What needs to be done: Reproduce all of the data exactly, with no line skipped.

Records for the exercise:
-- Start --

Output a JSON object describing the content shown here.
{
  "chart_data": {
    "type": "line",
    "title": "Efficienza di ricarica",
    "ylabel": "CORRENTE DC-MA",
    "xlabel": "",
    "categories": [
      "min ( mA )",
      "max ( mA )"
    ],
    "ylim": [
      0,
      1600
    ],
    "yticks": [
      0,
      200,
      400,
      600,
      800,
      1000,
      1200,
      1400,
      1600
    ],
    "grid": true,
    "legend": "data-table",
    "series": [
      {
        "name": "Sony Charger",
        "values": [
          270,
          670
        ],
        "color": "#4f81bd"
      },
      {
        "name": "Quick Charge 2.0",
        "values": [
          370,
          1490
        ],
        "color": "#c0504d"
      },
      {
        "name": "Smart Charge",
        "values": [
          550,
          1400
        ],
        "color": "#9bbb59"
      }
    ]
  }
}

-- End --

Result for this exercise:
Output a JSON object describing the content shown here.
{
  "chart_data": {
    "type": "line",
    "title": "Efficienza di ricarica",
    "ylabel": "CORRENTE DC-MA",
    "xlabel": "",
    "categories": [
      "min ( mA )",
      "max ( mA )"
    ],
    "ylim": [
      0,
      1600
    ],
    "yticks": [
      0,
      200,
      400,
      600,
      800,
      1000,
      1200,
      1400,
      1600
    ],
    "grid": true,
    "legend": "data-table",
    "series": [
      {
        "name": "Sony Charger",
        "values": [
          270,
          670
        ],
        "color": "#4f81bd"
      },
      {
        "name": "Quick Charge 2.0",
        "values": [
          370,
          1490
        ],
        "color": "#c0504d"
      },
      {
        "name": "Smart Charge",
        "values": [
          550,
          1400
        ],
        "color": "#9bbb59"
      }
    ]
  }
}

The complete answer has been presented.